> [YOUR TASK]
Retype the whole listing below, character for character.

**** RECORDS ****

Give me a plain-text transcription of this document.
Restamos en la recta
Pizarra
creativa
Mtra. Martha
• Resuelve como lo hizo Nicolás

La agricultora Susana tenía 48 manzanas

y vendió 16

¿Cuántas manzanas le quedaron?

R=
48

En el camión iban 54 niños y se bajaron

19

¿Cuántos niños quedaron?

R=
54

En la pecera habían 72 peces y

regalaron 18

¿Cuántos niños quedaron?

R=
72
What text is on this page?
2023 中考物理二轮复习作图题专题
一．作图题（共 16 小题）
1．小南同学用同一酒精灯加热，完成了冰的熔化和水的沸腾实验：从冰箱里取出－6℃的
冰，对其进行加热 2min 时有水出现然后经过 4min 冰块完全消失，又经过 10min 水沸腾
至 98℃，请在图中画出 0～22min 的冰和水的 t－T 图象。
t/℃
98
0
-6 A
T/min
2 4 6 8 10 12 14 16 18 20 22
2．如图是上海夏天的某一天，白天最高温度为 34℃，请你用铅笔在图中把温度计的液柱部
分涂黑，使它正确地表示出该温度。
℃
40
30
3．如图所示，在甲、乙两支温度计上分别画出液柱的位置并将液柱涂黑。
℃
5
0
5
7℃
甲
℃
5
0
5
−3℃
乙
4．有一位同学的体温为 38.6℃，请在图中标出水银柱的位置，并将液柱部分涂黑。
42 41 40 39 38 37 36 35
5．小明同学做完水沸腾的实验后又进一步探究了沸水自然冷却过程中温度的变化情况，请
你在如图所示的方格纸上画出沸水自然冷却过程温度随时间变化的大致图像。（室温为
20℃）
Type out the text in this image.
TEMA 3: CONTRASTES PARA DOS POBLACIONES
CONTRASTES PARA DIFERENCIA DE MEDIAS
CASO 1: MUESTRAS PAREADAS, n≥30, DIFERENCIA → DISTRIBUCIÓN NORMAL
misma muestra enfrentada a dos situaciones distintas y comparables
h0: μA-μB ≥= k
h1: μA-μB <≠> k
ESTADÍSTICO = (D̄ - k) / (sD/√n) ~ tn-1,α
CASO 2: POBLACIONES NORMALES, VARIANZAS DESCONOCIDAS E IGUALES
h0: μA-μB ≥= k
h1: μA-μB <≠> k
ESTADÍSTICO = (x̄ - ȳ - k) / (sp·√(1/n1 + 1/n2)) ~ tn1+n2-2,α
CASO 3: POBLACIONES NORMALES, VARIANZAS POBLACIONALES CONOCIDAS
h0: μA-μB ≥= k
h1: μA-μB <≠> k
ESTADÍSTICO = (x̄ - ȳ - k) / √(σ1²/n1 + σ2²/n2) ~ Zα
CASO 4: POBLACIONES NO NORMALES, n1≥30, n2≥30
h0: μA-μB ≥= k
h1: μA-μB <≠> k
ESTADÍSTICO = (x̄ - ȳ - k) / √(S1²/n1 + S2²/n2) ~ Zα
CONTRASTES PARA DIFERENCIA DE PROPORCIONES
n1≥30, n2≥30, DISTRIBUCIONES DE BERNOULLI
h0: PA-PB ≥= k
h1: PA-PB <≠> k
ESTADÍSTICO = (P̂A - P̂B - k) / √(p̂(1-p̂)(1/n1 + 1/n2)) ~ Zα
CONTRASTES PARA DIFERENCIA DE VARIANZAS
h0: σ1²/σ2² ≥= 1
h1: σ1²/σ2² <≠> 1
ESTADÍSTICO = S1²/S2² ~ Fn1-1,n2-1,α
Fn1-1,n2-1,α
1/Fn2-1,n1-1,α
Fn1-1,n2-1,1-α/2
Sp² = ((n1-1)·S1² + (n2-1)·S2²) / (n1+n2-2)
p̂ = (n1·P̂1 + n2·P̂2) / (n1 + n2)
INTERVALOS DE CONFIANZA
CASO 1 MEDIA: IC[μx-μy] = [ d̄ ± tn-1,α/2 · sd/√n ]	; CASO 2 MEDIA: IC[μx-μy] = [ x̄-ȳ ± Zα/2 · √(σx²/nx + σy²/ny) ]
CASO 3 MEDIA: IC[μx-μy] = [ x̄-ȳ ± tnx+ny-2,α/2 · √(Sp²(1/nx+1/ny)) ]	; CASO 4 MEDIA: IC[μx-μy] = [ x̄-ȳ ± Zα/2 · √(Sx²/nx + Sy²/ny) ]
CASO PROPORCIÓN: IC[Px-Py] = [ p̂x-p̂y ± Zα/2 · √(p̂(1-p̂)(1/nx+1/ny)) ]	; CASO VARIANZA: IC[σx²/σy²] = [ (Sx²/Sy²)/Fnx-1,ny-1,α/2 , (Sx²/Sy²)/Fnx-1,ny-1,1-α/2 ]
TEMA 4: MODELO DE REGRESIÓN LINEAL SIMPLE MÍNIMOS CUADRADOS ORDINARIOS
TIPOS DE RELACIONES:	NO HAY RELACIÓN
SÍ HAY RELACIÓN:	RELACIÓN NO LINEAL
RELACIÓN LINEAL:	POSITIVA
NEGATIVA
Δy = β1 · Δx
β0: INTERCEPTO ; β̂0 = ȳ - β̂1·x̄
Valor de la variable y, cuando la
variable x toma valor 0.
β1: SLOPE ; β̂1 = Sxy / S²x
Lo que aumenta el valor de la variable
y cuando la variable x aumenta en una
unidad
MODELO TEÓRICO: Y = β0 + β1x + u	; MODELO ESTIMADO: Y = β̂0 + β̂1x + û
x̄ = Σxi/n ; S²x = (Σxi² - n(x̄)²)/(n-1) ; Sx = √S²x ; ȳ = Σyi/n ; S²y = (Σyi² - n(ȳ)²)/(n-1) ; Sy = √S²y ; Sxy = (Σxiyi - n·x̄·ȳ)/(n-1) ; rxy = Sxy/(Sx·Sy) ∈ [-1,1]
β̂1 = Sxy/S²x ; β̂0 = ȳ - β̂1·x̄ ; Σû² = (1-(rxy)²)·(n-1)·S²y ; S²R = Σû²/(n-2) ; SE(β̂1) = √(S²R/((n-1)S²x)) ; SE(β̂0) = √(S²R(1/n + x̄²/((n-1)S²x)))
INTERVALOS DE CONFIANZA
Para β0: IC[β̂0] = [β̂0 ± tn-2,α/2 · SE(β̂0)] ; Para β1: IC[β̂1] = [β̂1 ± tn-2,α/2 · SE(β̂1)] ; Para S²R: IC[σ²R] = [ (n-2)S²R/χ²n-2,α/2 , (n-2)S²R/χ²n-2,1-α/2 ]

****

> [TASK SOLUTION]
Give me a plain-text transcription of this document.
Restamos en la recta
Pizarra
creativa
Mtra. Martha
• Resuelve como lo hizo Nicolás

La agricultora Susana tenía 48 manzanas

y vendió 16

¿Cuántas manzanas le quedaron?

R=
48

En el camión iban 54 niños y se bajaron

19

¿Cuántos niños quedaron?

R=
54

En la pecera habían 72 peces y

regalaron 18

¿Cuántos niños quedaron?

R=
72
What text is on this page?
2023 中考物理二轮复习作图题专题
一．作图题（共 16 小题）
1．小南同学用同一酒精灯加热，完成了冰的熔化和水的沸腾实验：从冰箱里取出－6℃的
冰，对其进行加热 2min 时有水出现然后经过 4min 冰块完全消失，又经过 10min 水沸腾
至 98℃，请在图中画出 0～22min 的冰和水的 t－T 图象。
t/℃
98
0
-6 A
T/min
2 4 6 8 10 12 14 16 18 20 22
2．如图是上海夏天的某一天，白天最高温度为 34℃，请你用铅笔在图中把温度计的液柱部
分涂黑，使它正确地表示出该温度。
℃
40
30
3．如图所示，在甲、乙两支温度计上分别画出液柱的位置并将液柱涂黑。
℃
5
0
5
7℃
甲
℃
5
0
5
−3℃
乙
4．有一位同学的体温为 38.6℃，请在图中标出水银柱的位置，并将液柱部分涂黑。
42 41 40 39 38 37 36 35
5．小明同学做完水沸腾的实验后又进一步探究了沸水自然冷却过程中温度的变化情况，请
你在如图所示的方格纸上画出沸水自然冷却过程温度随时间变化的大致图像。（室温为
20℃）
Type out the text in this image.
TEMA 3: CONTRASTES PARA DOS POBLACIONES
CONTRASTES PARA DIFERENCIA DE MEDIAS
CASO 1: MUESTRAS PAREADAS, n≥30, DIFERENCIA → DISTRIBUCIÓN NORMAL
misma muestra enfrentada a dos situaciones distintas y comparables
h0: μA-μB ≥= k
h1: μA-μB <≠> k
ESTADÍSTICO = (D̄ - k) / (sD/√n) ~ tn-1,α
CASO 2: POBLACIONES NORMALES, VARIANZAS DESCONOCIDAS E IGUALES
h0: μA-μB ≥= k
h1: μA-μB <≠> k
ESTADÍSTICO = (x̄ - ȳ - k) / (sp·√(1/n1 + 1/n2)) ~ tn1+n2-2,α
CASO 3: POBLACIONES NORMALES, VARIANZAS POBLACIONALES CONOCIDAS
h0: μA-μB ≥= k
h1: μA-μB <≠> k
ESTADÍSTICO = (x̄ - ȳ - k) / √(σ1²/n1 + σ2²/n2) ~ Zα
CASO 4: POBLACIONES NO NORMALES, n1≥30, n2≥30
h0: μA-μB ≥= k
h1: μA-μB <≠> k
ESTADÍSTICO = (x̄ - ȳ - k) / √(S1²/n1 + S2²/n2) ~ Zα
CONTRASTES PARA DIFERENCIA DE PROPORCIONES
n1≥30, n2≥30, DISTRIBUCIONES DE BERNOULLI
h0: PA-PB ≥= k
h1: PA-PB <≠> k
ESTADÍSTICO = (P̂A - P̂B - k) / √(p̂(1-p̂)(1/n1 + 1/n2)) ~ Zα
CONTRASTES PARA DIFERENCIA DE VARIANZAS
h0: σ1²/σ2² ≥= 1
h1: σ1²/σ2² <≠> 1
ESTADÍSTICO = S1²/S2² ~ Fn1-1,n2-1,α
Fn1-1,n2-1,α
1/Fn2-1,n1-1,α
Fn1-1,n2-1,1-α/2
Sp² = ((n1-1)·S1² + (n2-1)·S2²) / (n1+n2-2)
p̂ = (n1·P̂1 + n2·P̂2) / (n1 + n2)
INTERVALOS DE CONFIANZA
CASO 1 MEDIA: IC[μx-μy] = [ d̄ ± tn-1,α/2 · sd/√n ]	; CASO 2 MEDIA: IC[μx-μy] = [ x̄-ȳ ± Zα/2 · √(σx²/nx + σy²/ny) ]
CASO 3 MEDIA: IC[μx-μy] = [ x̄-ȳ ± tnx+ny-2,α/2 · √(Sp²(1/nx+1/ny)) ]	; CASO 4 MEDIA: IC[μx-μy] = [ x̄-ȳ ± Zα/2 · √(Sx²/nx + Sy²/ny) ]
CASO PROPORCIÓN: IC[Px-Py] = [ p̂x-p̂y ± Zα/2 · √(p̂(1-p̂)(1/nx+1/ny)) ]	; CASO VARIANZA: IC[σx²/σy²] = [ (Sx²/Sy²)/Fnx-1,ny-1,α/2 , (Sx²/Sy²)/Fnx-1,ny-1,1-α/2 ]
TEMA 4: MODELO DE REGRESIÓN LINEAL SIMPLE MÍNIMOS CUADRADOS ORDINARIOS
TIPOS DE RELACIONES:	NO HAY RELACIÓN
SÍ HAY RELACIÓN:	RELACIÓN NO LINEAL
RELACIÓN LINEAL:	POSITIVA
NEGATIVA
Δy = β1 · Δx
β0: INTERCEPTO ; β̂0 = ȳ - β̂1·x̄
Valor de la variable y, cuando la
variable x toma valor 0.
β1: SLOPE ; β̂1 = Sxy / S²x
Lo que aumenta el valor de la variable
y cuando la variable x aumenta en una
unidad
MODELO TEÓRICO: Y = β0 + β1x + u	; MODELO ESTIMADO: Y = β̂0 + β̂1x + û
x̄ = Σxi/n ; S²x = (Σxi² - n(x̄)²)/(n-1) ; Sx = √S²x ; ȳ = Σyi/n ; S²y = (Σyi² - n(ȳ)²)/(n-1) ; Sy = √S²y ; Sxy = (Σxiyi - n·x̄·ȳ)/(n-1) ; rxy = Sxy/(Sx·Sy) ∈ [-1,1]
β̂1 = Sxy/S²x ; β̂0 = ȳ - β̂1·x̄ ; Σû² = (1-(rxy)²)·(n-1)·S²y ; S²R = Σû²/(n-2) ; SE(β̂1) = √(S²R/((n-1)S²x)) ; SE(β̂0) = √(S²R(1/n + x̄²/((n-1)S²x)))
INTERVALOS DE CONFIANZA
Para β0: IC[β̂0] = [β̂0 ± tn-2,α/2 · SE(β̂0)] ; Para β1: IC[β̂1] = [β̂1 ± tn-2,α/2 · SE(β̂1)] ; Para S²R: IC[σ²R] = [ (n-2)S²R/χ²n-2,α/2 , (n-2)S²R/χ²n-2,1-α/2 ]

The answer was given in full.